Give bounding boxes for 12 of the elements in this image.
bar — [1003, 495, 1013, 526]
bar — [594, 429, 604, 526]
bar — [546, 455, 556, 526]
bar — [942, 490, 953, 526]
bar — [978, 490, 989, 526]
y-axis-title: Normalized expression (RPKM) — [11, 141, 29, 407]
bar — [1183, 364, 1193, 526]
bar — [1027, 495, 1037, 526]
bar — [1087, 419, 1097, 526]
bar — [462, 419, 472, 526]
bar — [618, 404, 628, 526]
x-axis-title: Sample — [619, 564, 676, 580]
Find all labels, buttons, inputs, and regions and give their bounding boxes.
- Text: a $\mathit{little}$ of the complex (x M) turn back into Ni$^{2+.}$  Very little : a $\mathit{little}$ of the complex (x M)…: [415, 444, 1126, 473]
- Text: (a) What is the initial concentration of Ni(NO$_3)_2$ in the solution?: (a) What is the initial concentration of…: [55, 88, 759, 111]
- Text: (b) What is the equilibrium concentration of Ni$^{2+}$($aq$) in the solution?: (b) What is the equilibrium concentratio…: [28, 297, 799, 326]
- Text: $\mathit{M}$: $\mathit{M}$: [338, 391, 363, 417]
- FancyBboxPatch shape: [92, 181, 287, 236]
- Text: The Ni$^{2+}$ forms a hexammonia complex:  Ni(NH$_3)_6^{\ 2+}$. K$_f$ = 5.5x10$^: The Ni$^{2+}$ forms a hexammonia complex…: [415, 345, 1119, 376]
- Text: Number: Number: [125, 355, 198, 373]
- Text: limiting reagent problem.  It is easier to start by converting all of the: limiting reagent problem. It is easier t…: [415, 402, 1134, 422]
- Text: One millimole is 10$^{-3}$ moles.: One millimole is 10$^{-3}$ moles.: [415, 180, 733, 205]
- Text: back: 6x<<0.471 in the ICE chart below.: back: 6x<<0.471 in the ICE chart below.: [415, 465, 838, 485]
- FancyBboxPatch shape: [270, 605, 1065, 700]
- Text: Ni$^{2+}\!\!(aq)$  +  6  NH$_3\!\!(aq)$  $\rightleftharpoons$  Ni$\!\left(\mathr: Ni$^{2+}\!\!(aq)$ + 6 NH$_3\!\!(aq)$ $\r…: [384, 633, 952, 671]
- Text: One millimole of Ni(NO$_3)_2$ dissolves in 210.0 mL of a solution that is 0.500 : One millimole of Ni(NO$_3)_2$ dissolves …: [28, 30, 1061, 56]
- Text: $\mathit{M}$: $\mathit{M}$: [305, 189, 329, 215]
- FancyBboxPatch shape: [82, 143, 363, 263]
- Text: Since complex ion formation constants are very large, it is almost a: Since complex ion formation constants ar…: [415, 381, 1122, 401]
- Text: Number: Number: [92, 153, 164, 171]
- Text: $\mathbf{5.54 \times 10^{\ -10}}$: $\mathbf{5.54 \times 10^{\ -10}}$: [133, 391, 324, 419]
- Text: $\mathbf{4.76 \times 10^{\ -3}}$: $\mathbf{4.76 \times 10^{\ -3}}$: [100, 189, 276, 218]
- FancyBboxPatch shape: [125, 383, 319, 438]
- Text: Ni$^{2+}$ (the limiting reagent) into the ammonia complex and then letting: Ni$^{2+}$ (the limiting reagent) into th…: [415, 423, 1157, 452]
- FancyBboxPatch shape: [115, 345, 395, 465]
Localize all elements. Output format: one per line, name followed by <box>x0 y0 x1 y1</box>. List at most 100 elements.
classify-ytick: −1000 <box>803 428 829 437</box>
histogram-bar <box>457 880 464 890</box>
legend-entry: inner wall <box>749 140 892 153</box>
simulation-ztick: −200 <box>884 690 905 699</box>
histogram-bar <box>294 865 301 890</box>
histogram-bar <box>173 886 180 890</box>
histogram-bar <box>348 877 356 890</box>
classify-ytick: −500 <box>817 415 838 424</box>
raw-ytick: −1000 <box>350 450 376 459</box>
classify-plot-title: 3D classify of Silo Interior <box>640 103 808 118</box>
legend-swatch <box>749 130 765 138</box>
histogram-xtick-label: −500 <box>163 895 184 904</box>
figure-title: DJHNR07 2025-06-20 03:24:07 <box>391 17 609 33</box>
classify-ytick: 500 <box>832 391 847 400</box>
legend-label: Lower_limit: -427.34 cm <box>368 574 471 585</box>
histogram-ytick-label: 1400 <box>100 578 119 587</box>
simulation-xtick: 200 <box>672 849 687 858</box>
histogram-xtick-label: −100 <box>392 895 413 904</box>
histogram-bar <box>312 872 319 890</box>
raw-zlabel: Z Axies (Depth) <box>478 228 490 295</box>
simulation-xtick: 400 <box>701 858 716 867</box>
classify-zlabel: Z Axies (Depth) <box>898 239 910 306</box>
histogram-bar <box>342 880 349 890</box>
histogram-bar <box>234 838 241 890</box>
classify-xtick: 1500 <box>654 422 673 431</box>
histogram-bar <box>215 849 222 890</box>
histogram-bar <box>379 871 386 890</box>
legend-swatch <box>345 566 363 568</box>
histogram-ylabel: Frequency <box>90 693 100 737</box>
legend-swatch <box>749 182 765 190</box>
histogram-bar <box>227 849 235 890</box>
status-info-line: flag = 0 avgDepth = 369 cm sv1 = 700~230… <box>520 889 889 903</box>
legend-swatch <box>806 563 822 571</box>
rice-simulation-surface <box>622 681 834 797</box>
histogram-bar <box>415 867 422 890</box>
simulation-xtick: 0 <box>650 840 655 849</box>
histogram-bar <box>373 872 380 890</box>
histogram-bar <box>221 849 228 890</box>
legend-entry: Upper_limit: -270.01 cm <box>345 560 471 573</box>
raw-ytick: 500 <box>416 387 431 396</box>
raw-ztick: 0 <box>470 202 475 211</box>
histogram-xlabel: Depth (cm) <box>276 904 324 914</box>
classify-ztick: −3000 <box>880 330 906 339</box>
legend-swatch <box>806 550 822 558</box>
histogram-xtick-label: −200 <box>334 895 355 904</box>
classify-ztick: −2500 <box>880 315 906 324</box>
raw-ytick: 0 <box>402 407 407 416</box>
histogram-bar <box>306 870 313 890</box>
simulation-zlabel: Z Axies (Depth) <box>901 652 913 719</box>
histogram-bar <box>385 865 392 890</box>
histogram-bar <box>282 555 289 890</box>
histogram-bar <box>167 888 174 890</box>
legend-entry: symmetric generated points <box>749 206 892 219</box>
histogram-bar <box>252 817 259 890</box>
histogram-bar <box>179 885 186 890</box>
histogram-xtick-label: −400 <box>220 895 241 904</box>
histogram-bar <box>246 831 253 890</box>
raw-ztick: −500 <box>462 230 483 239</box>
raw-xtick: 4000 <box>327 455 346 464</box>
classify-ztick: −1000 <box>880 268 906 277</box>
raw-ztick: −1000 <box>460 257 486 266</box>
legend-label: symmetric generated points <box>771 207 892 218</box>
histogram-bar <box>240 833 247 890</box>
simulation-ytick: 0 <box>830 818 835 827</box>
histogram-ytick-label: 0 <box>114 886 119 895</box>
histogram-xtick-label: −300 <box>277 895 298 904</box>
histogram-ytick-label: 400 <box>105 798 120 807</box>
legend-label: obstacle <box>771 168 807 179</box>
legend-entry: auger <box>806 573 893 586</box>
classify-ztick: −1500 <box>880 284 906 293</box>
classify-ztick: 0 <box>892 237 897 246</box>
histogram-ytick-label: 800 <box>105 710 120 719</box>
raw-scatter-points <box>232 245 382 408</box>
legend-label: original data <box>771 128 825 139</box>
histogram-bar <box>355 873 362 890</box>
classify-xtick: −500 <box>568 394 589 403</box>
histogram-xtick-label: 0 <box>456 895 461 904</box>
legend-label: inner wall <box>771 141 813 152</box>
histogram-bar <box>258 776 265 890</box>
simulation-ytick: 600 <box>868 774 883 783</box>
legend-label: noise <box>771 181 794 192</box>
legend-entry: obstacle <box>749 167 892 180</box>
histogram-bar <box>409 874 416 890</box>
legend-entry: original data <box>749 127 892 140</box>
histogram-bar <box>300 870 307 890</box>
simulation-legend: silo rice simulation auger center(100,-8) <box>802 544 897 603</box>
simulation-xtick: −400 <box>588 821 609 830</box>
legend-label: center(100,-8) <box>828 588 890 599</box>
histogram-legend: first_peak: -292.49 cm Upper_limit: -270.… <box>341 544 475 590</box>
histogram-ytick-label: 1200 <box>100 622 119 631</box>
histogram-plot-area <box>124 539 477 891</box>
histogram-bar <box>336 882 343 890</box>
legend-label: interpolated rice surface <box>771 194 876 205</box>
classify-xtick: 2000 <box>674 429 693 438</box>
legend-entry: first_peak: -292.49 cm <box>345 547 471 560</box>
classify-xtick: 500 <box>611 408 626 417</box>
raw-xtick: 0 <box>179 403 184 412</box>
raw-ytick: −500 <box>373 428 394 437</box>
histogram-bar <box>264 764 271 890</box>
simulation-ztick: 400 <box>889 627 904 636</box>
___
Reproduce the listing word for word, from its first line through the line holding "444, 1126, 473]", both included.

Give bounding boxes for 12 of the elements in this image.
bar — [1003, 495, 1013, 526]
bar — [594, 429, 604, 526]
bar — [546, 455, 556, 526]
bar — [942, 490, 953, 526]
bar — [978, 490, 989, 526]
y-axis-title: Normalized expression (RPKM) — [11, 141, 29, 407]
bar — [1183, 364, 1193, 526]
bar — [1027, 495, 1037, 526]
bar — [1087, 419, 1097, 526]
bar — [462, 419, 472, 526]
bar — [618, 404, 628, 526]
x-axis-title: Sample — [619, 564, 676, 580]
Find all labels, buttons, inputs, and regions and give their bounding boxes.
- Text: a $\mathit{little}$ of the complex (x M) turn back into Ni$^{2+.}$  Very little : a $\mathit{little}$ of the complex (x M)…: [415, 444, 1126, 473]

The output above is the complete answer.